● **REQUIRED WORK**
Using the listing below, copy every line that mentions "image".

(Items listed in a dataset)
▼
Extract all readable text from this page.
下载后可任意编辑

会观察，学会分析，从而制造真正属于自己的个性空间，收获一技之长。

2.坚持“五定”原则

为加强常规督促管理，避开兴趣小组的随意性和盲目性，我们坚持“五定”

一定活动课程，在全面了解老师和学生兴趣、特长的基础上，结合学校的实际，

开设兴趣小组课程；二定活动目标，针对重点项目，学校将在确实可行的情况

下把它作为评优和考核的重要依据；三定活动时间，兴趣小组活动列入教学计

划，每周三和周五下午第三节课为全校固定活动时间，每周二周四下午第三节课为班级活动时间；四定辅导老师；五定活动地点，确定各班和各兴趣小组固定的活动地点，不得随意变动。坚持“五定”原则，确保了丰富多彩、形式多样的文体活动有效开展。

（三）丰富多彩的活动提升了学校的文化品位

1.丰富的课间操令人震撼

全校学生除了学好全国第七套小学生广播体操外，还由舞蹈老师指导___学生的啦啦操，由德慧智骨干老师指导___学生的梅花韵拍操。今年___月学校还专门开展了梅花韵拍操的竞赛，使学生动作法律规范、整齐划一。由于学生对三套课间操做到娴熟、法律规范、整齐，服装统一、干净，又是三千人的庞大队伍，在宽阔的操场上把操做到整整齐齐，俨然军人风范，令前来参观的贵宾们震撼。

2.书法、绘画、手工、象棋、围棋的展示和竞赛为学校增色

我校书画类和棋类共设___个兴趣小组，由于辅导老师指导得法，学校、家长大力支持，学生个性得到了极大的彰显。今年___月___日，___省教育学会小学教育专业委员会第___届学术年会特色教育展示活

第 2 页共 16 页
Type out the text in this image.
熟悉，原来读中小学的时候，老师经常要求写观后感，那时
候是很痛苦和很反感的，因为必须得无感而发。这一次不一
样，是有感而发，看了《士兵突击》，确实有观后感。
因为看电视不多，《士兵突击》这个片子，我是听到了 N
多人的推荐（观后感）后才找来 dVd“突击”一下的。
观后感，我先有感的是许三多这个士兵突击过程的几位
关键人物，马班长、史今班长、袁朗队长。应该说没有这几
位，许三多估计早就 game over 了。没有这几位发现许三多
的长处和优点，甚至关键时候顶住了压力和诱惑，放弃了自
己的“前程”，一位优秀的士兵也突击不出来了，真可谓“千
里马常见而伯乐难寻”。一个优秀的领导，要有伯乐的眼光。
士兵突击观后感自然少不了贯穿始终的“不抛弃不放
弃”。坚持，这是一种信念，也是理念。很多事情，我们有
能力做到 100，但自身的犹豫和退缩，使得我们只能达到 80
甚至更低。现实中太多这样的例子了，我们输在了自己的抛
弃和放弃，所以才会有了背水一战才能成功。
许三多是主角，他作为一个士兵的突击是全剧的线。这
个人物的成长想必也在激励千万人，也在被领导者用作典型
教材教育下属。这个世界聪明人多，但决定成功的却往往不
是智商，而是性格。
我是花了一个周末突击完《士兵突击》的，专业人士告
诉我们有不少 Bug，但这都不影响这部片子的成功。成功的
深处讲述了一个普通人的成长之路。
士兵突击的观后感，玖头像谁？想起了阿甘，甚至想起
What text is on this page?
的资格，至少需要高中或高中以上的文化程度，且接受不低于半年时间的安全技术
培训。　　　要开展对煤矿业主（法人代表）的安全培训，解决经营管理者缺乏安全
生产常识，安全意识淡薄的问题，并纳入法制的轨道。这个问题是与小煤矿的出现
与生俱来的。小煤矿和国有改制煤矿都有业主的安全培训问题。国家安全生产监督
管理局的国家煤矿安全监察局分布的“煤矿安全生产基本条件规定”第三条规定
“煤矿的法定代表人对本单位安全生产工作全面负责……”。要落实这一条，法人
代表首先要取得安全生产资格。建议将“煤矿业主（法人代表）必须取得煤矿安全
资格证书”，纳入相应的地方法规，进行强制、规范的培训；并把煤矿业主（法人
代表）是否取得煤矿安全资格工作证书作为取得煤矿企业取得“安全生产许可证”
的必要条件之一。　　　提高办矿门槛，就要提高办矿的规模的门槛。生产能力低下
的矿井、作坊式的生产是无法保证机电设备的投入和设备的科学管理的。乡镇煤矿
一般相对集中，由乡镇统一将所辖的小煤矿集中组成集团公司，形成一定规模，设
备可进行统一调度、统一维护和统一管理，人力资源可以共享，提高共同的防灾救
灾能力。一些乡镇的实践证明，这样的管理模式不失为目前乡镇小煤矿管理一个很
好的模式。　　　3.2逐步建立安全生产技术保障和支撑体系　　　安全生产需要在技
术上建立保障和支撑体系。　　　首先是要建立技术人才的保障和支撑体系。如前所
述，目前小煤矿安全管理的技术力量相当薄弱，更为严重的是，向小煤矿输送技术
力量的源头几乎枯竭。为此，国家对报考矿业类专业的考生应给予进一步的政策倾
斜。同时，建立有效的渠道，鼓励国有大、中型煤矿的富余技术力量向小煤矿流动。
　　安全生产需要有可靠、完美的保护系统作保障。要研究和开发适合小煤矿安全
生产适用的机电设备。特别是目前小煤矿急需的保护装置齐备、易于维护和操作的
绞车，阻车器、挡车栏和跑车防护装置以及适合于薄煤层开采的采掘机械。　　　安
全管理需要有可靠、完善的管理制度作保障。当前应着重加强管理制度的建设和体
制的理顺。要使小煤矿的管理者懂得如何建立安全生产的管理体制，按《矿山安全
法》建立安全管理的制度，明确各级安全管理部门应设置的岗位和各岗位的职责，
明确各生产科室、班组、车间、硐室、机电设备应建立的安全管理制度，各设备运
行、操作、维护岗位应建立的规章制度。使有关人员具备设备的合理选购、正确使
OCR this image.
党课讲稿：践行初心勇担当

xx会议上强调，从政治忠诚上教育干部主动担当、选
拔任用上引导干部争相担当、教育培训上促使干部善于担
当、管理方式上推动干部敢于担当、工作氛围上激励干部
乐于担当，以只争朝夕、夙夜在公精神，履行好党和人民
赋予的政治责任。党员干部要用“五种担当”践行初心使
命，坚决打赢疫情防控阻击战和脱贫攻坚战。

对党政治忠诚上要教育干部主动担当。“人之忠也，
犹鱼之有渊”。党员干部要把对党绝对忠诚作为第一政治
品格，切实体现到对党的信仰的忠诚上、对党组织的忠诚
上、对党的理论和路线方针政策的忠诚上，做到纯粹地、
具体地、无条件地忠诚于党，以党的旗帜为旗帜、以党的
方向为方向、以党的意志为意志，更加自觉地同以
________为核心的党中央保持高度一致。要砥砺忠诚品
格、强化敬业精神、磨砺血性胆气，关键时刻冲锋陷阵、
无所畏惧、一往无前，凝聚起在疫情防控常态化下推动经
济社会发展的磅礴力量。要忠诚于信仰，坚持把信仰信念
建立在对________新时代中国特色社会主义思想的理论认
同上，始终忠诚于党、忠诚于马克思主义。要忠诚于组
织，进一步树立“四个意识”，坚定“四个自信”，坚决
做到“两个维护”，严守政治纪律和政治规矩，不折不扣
▲
● **WRITTEN REPLY**
Type out the text in this image.
OCR this image.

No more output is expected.